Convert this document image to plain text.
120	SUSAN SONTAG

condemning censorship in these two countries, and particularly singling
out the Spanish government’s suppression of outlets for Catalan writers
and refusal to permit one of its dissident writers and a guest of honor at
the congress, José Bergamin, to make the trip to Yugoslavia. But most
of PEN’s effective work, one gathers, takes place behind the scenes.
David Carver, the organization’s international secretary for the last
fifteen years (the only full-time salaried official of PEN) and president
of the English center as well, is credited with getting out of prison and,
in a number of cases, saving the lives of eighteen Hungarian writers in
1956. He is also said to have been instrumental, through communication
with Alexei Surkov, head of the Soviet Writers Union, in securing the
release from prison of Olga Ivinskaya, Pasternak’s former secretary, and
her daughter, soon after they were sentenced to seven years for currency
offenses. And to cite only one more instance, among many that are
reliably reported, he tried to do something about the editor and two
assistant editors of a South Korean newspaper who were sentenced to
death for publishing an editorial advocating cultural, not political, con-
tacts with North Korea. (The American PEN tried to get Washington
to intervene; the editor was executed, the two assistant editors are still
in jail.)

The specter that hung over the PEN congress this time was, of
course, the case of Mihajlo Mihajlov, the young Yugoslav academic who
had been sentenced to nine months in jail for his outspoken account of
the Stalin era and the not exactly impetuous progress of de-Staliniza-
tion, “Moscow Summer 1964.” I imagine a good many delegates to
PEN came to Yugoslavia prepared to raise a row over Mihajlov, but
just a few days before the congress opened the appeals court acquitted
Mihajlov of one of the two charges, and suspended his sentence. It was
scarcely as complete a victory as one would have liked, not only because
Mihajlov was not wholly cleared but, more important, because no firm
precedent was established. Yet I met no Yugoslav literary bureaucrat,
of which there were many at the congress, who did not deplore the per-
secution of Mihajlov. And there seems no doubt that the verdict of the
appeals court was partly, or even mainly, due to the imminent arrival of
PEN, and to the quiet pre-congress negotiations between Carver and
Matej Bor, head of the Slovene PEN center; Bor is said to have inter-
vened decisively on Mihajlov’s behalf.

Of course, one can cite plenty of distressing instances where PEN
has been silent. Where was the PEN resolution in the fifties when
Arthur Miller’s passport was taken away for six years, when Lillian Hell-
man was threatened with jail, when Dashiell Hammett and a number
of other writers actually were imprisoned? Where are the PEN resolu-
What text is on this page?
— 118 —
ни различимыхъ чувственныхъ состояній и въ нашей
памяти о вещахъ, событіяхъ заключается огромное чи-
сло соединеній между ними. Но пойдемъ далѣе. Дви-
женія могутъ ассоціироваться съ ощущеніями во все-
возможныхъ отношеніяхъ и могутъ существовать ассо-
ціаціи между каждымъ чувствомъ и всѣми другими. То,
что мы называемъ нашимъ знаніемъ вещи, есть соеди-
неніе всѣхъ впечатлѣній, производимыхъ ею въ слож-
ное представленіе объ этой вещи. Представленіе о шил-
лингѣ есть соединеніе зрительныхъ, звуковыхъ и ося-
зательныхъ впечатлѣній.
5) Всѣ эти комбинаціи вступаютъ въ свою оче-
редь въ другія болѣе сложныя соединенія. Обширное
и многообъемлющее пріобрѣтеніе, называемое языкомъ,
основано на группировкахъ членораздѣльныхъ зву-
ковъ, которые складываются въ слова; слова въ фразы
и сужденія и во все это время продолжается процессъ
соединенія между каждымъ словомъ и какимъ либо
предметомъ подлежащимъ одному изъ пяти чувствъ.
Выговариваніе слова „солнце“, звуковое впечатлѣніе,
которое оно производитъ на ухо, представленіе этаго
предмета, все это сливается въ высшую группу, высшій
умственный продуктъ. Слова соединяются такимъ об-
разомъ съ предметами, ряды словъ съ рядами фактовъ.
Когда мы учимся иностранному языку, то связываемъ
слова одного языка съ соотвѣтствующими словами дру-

────────────────────

=== Stated goal ===
Lines that hold "впечатлѣній" are the ones to copy; find all of them.

=== Right answer ===
неніе всѣхъ впечатлѣній, производимыхъ ею въ слож-
зательныхъ впечатлѣній.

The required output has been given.